• _What is expected_
Would you output the whole listing below, exactly as it reads?

[start Dataset excerpts]

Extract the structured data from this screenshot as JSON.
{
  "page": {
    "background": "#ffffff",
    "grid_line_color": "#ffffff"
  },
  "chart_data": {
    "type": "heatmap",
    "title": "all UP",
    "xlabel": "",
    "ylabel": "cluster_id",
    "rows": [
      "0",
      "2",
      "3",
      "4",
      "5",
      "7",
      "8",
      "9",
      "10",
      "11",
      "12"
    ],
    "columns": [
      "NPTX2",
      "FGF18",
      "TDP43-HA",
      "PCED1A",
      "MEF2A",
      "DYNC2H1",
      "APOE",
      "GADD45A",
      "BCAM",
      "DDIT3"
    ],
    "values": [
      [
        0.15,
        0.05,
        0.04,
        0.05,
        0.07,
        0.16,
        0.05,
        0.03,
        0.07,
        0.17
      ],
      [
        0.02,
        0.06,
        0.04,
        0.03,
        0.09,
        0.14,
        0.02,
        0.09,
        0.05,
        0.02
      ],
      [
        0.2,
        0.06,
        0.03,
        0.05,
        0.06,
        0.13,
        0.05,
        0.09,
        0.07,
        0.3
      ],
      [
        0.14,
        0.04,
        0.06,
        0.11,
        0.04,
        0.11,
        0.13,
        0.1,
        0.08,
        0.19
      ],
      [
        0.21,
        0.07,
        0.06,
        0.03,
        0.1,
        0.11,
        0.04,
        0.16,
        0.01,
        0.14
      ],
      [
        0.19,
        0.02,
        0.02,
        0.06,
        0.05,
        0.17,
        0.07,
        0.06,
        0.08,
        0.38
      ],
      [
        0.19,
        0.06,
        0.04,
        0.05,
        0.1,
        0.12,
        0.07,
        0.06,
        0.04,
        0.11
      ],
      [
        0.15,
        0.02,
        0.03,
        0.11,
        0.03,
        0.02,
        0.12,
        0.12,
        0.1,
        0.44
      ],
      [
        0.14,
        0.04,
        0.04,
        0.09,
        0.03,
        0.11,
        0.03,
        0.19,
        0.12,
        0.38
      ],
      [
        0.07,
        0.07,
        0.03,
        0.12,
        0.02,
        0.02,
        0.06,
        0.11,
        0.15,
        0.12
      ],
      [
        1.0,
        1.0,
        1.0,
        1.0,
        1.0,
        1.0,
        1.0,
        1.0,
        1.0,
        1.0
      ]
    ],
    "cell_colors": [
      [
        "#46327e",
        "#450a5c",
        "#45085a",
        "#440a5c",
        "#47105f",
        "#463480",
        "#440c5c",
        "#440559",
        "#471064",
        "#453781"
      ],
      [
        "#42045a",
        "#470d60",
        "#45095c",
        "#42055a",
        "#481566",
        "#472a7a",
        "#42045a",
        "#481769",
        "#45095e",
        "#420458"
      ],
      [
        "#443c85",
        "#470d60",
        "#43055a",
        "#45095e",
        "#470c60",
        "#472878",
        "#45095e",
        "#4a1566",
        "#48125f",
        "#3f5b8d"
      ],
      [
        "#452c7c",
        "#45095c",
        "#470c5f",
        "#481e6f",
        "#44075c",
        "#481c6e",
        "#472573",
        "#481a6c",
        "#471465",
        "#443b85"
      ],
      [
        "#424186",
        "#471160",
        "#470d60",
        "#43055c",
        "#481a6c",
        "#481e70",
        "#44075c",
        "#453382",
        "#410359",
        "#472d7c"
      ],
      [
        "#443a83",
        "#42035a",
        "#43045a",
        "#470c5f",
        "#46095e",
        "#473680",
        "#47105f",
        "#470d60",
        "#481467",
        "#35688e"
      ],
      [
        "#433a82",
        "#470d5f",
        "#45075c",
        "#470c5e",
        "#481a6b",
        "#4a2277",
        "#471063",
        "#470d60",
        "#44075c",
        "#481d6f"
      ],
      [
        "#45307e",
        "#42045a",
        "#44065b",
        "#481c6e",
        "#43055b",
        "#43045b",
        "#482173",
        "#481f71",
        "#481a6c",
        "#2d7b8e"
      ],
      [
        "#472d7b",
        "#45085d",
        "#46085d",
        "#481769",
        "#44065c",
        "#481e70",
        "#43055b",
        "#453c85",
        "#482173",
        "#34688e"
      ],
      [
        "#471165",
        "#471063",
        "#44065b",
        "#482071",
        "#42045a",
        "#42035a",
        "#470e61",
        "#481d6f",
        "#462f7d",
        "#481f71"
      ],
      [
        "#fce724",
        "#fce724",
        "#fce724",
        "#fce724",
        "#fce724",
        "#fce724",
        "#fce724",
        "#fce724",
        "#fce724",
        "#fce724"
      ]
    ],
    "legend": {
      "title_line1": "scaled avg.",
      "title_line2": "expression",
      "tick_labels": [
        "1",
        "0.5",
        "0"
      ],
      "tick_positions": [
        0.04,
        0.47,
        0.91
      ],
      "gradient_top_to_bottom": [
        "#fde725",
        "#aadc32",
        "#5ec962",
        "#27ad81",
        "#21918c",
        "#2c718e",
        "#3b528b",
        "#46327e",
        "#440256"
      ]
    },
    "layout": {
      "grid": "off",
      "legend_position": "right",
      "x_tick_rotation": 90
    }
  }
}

[end Dataset excerpts]

• _Solution to this exercise_
Extract the structured data from this screenshot as JSON.
{
  "page": {
    "background": "#ffffff",
    "grid_line_color": "#ffffff"
  },
  "chart_data": {
    "type": "heatmap",
    "title": "all UP",
    "xlabel": "",
    "ylabel": "cluster_id",
    "rows": [
      "0",
      "2",
      "3",
      "4",
      "5",
      "7",
      "8",
      "9",
      "10",
      "11",
      "12"
    ],
    "columns": [
      "NPTX2",
      "FGF18",
      "TDP43-HA",
      "PCED1A",
      "MEF2A",
      "DYNC2H1",
      "APOE",
      "GADD45A",
      "BCAM",
      "DDIT3"
    ],
    "values": [
      [
        0.15,
        0.05,
        0.04,
        0.05,
        0.07,
        0.16,
        0.05,
        0.03,
        0.07,
        0.17
      ],
      [
        0.02,
        0.06,
        0.04,
        0.03,
        0.09,
        0.14,
        0.02,
        0.09,
        0.05,
        0.02
      ],
      [
        0.2,
        0.06,
        0.03,
        0.05,
        0.06,
        0.13,
        0.05,
        0.09,
        0.07,
        0.3
      ],
      [
        0.14,
        0.04,
        0.06,
        0.11,
        0.04,
        0.11,
        0.13,
        0.1,
        0.08,
        0.19
      ],
      [
        0.21,
        0.07,
        0.06,
        0.03,
        0.1,
        0.11,
        0.04,
        0.16,
        0.01,
        0.14
      ],
      [
        0.19,
        0.02,
        0.02,
        0.06,
        0.05,
        0.17,
        0.07,
        0.06,
        0.08,
        0.38
      ],
      [
        0.19,
        0.06,
        0.04,
        0.05,
        0.1,
        0.12,
        0.07,
        0.06,
        0.04,
        0.11
      ],
      [
        0.15,
        0.02,
        0.03,
        0.11,
        0.03,
        0.02,
        0.12,
        0.12,
        0.1,
        0.44
      ],
      [
        0.14,
        0.04,
        0.04,
        0.09,
        0.03,
        0.11,
        0.03,
        0.19,
        0.12,
        0.38
      ],
      [
        0.07,
        0.07,
        0.03,
        0.12,
        0.02,
        0.02,
        0.06,
        0.11,
        0.15,
        0.12
      ],
      [
        1.0,
        1.0,
        1.0,
        1.0,
        1.0,
        1.0,
        1.0,
        1.0,
        1.0,
        1.0
      ]
    ],
    "cell_colors": [
      [
        "#46327e",
        "#450a5c",
        "#45085a",
        "#440a5c",
        "#47105f",
        "#463480",
        "#440c5c",
        "#440559",
        "#471064",
        "#453781"
      ],
      [
        "#42045a",
        "#470d60",
        "#45095c",
        "#42055a",
        "#481566",
        "#472a7a",
        "#42045a",
        "#481769",
        "#45095e",
        "#420458"
      ],
      [
        "#443c85",
        "#470d60",
        "#43055a",
        "#45095e",
        "#470c60",
        "#472878",
        "#45095e",
        "#4a1566",
        "#48125f",
        "#3f5b8d"
      ],
      [
        "#452c7c",
        "#45095c",
        "#470c5f",
        "#481e6f",
        "#44075c",
        "#481c6e",
        "#472573",
        "#481a6c",
        "#471465",
        "#443b85"
      ],
      [
        "#424186",
        "#471160",
        "#470d60",
        "#43055c",
        "#481a6c",
        "#481e70",
        "#44075c",
        "#453382",
        "#410359",
        "#472d7c"
      ],
      [
        "#443a83",
        "#42035a",
        "#43045a",
        "#470c5f",
        "#46095e",
        "#473680",
        "#47105f",
        "#470d60",
        "#481467",
        "#35688e"
      ],
      [
        "#433a82",
        "#470d5f",
        "#45075c",
        "#470c5e",
        "#481a6b",
        "#4a2277",
        "#471063",
        "#470d60",
        "#44075c",
        "#481d6f"
      ],
      [
        "#45307e",
        "#42045a",
        "#44065b",
        "#481c6e",
        "#43055b",
        "#43045b",
        "#482173",
        "#481f71",
        "#481a6c",
        "#2d7b8e"
      ],
      [
        "#472d7b",
        "#45085d",
        "#46085d",
        "#481769",
        "#44065c",
        "#481e70",
        "#43055b",
        "#453c85",
        "#482173",
        "#34688e"
      ],
      [
        "#471165",
        "#471063",
        "#44065b",
        "#482071",
        "#42045a",
        "#42035a",
        "#470e61",
        "#481d6f",
        "#462f7d",
        "#481f71"
      ],
      [
        "#fce724",
        "#fce724",
        "#fce724",
        "#fce724",
        "#fce724",
        "#fce724",
        "#fce724",
        "#fce724",
        "#fce724",
        "#fce724"
      ]
    ],
    "legend": {
      "title_line1": "scaled avg.",
      "title_line2": "expression",
      "tick_labels": [
        "1",
        "0.5",
        "0"
      ],
      "tick_positions": [
        0.04,
        0.47,
        0.91
      ],
      "gradient_top_to_bottom": [
        "#fde725",
        "#aadc32",
        "#5ec962",
        "#27ad81",
        "#21918c",
        "#2c718e",
        "#3b528b",
        "#46327e",
        "#440256"
      ]
    },
    "layout": {
      "grid": "off",
      "legend_position": "right",
      "x_tick_rotation": 90
    }
  }
}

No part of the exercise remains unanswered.